* _Your assignment_
Search the entries for the word "tier" and pull out each line that has it.

=== Begin Enclosure ===

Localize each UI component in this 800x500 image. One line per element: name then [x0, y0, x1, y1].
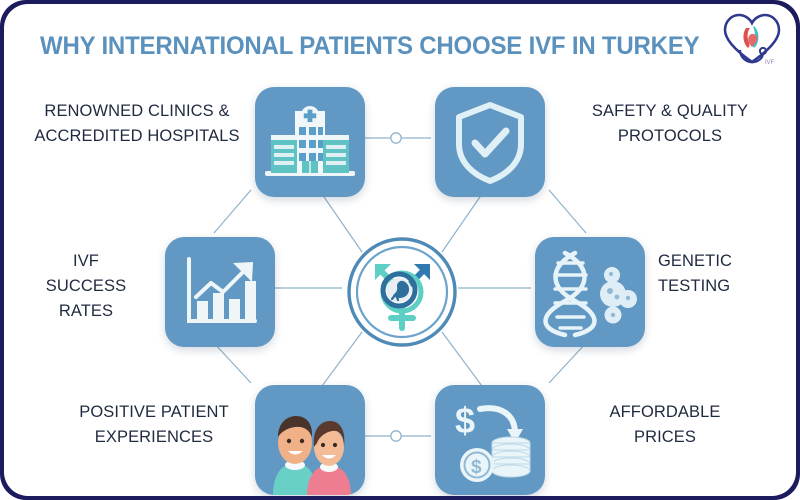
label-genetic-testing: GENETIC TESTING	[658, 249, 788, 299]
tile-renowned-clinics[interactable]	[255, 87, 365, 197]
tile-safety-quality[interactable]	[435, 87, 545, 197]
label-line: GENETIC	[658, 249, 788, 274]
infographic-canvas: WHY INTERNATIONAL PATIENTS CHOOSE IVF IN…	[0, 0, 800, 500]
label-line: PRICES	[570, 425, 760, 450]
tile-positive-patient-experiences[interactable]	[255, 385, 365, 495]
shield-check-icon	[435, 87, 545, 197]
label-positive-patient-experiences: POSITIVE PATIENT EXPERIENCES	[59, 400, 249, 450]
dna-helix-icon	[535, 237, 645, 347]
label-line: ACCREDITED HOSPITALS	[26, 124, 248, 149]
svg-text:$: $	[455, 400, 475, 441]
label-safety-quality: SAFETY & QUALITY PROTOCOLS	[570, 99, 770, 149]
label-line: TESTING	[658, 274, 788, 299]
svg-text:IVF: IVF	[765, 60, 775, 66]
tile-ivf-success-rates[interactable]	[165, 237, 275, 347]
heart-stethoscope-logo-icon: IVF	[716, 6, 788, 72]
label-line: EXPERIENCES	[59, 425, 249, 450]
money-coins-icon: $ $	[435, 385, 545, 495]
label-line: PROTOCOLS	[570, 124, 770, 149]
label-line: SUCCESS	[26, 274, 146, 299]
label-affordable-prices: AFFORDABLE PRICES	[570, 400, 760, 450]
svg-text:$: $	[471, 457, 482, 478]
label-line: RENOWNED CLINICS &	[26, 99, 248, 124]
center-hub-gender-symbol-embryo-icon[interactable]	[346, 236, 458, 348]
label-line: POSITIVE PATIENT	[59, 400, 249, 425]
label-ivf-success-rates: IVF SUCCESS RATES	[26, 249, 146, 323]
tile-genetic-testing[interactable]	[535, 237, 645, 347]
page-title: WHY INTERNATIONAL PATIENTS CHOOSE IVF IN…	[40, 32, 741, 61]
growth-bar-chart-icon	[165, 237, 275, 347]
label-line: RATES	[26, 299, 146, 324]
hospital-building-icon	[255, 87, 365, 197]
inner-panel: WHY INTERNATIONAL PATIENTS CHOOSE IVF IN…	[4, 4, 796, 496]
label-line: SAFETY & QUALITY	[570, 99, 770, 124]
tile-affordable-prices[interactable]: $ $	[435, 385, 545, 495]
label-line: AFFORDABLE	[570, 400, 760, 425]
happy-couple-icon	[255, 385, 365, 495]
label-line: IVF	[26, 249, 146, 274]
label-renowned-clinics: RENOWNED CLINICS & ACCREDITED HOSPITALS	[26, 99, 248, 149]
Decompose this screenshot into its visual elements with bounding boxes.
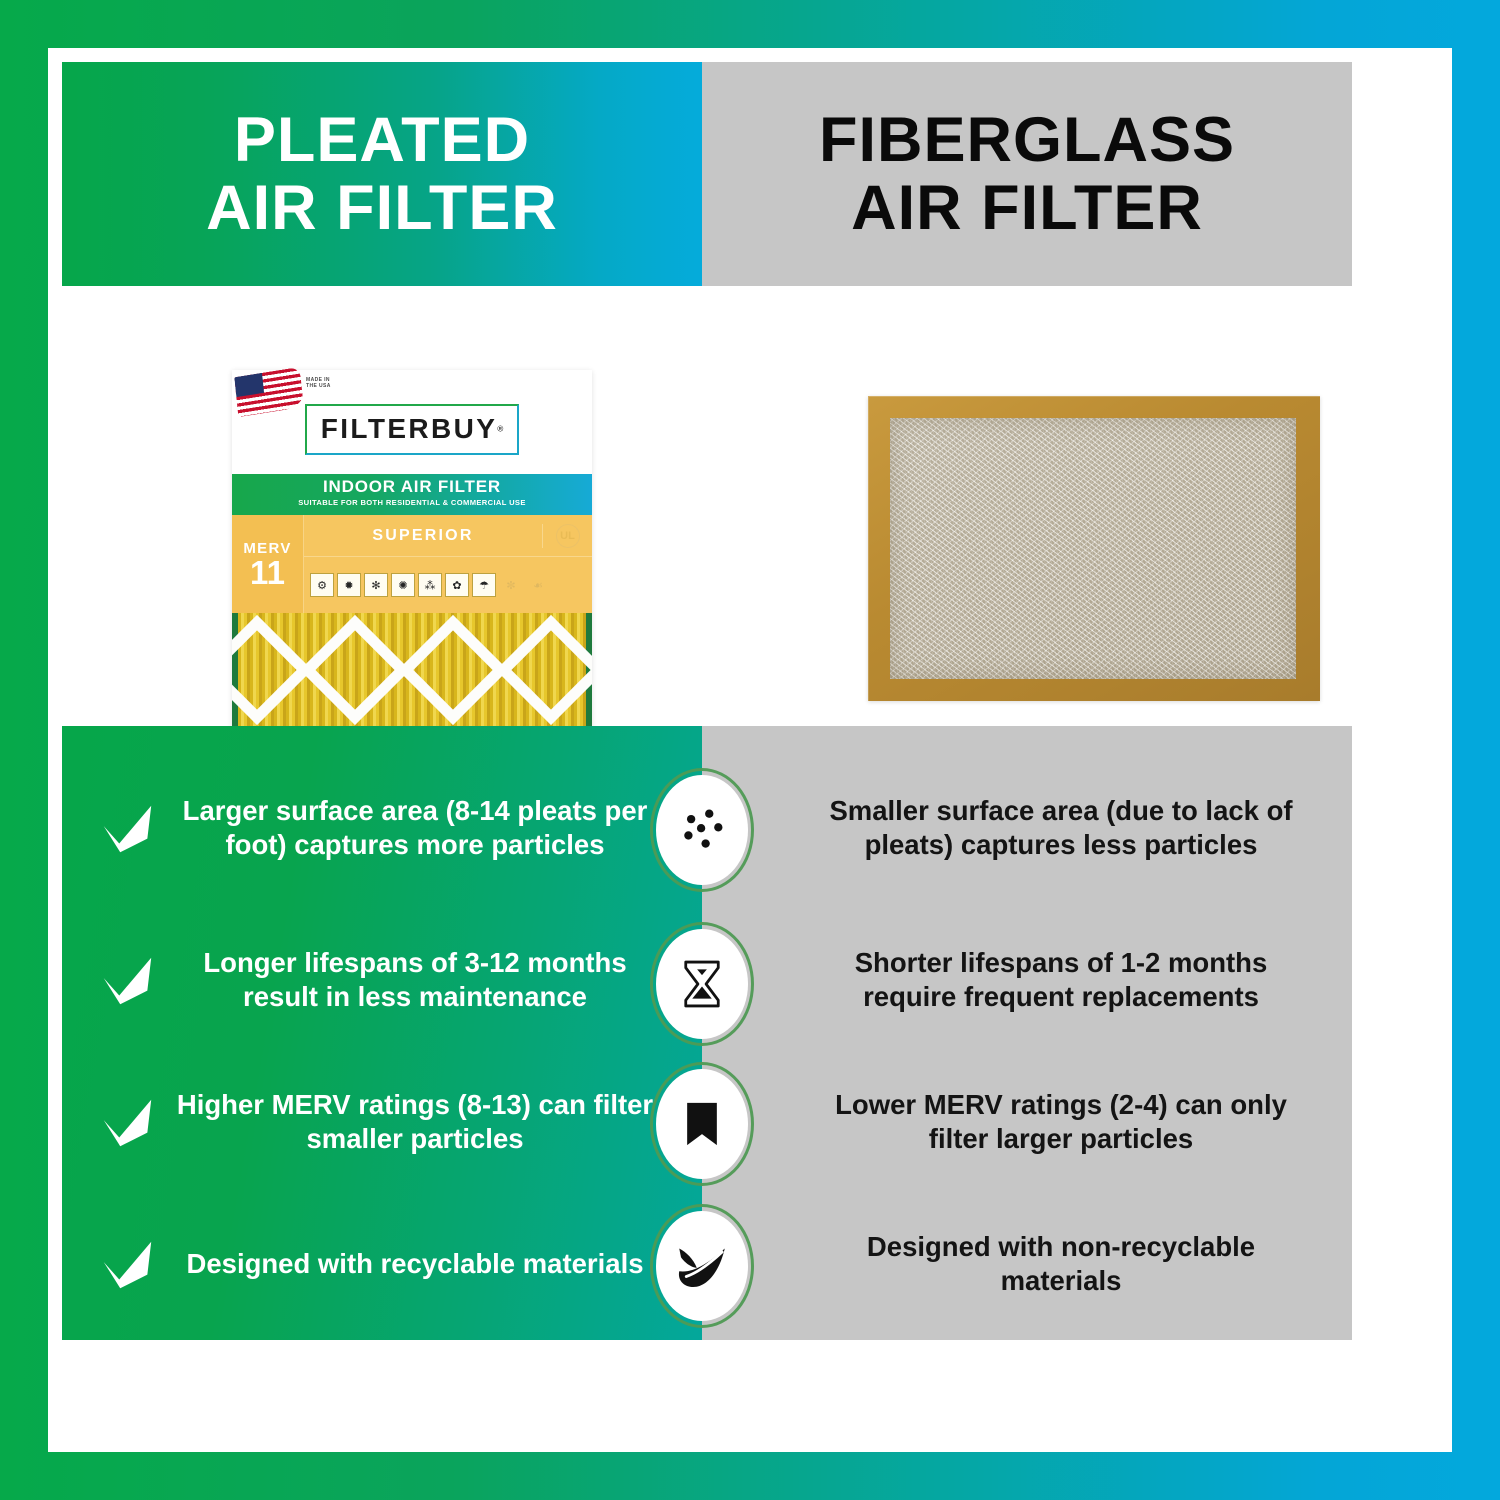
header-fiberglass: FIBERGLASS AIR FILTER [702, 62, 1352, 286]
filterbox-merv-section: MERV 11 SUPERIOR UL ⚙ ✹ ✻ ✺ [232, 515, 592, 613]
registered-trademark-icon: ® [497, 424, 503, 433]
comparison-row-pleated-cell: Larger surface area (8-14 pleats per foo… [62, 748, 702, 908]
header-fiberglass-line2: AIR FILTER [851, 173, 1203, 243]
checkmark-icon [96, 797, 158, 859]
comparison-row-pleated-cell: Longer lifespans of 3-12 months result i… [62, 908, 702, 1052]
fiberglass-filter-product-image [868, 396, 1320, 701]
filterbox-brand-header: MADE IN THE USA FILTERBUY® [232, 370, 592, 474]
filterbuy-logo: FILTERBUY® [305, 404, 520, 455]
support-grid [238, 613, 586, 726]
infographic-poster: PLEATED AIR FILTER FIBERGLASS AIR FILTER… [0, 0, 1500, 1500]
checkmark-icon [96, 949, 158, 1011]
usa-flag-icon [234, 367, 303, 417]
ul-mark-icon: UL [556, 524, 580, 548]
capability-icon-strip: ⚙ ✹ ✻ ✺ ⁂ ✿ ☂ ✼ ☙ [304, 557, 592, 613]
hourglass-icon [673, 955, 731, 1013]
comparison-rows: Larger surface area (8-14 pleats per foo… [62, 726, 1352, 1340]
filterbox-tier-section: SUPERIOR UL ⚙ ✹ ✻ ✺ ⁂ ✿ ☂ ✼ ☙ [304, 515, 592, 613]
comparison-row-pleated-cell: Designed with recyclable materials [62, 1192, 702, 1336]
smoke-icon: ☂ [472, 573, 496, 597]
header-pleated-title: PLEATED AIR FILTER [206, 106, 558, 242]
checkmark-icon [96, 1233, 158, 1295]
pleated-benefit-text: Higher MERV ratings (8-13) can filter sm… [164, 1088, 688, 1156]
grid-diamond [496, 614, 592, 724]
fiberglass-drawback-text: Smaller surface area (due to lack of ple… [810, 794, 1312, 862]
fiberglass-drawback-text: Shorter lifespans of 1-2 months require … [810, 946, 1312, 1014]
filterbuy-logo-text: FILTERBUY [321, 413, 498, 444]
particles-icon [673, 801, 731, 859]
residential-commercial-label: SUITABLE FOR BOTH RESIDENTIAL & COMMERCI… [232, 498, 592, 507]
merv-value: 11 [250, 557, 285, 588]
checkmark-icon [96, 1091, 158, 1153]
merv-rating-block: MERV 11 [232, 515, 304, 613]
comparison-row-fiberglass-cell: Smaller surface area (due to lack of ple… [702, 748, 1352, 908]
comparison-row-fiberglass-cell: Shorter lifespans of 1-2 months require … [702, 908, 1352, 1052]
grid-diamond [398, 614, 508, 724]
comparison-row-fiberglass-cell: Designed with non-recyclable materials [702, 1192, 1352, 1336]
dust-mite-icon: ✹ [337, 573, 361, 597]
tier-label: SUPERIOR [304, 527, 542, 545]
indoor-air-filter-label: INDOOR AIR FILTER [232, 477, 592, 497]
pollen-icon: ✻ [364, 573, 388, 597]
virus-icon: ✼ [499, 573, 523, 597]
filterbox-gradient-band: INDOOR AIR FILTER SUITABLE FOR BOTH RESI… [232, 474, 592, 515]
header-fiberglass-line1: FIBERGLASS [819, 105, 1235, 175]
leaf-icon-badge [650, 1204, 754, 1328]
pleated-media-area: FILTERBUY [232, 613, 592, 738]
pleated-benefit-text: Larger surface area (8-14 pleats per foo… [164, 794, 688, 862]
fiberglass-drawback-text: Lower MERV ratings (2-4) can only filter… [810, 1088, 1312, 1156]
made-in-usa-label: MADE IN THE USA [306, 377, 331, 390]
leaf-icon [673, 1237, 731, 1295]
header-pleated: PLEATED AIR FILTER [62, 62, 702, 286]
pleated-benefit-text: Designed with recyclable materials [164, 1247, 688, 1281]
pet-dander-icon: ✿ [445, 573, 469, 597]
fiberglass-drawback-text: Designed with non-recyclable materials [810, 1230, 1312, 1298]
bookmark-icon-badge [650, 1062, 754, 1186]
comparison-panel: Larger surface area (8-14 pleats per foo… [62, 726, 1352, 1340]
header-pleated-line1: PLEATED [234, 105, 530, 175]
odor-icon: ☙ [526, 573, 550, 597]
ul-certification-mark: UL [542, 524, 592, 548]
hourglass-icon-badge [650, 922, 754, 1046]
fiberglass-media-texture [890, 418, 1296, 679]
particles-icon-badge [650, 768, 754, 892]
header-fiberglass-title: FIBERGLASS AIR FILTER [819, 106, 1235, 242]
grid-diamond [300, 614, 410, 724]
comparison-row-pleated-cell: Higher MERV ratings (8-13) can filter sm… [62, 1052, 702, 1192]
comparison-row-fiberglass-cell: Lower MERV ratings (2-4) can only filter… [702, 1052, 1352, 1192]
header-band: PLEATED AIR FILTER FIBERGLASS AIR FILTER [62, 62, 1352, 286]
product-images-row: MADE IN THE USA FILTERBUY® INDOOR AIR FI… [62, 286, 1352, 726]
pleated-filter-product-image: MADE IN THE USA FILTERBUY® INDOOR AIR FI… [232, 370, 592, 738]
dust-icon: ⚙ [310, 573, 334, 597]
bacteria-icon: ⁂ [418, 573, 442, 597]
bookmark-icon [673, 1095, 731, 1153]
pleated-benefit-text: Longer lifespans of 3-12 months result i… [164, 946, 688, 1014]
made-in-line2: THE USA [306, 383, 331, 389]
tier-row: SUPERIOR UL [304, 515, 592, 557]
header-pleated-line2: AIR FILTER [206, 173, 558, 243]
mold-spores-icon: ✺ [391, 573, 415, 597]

=== End Enclosure ===

* _Result of this exercise_
filterbox-tier-section: SUPERIOR UL ⚙ ✹ ✻ ✺ ⁂ ✿ ☂ ✼ ☙ [304, 515, 592, 613]
tier-label: SUPERIOR [304, 527, 542, 545]
tier-row: SUPERIOR UL [304, 515, 592, 557]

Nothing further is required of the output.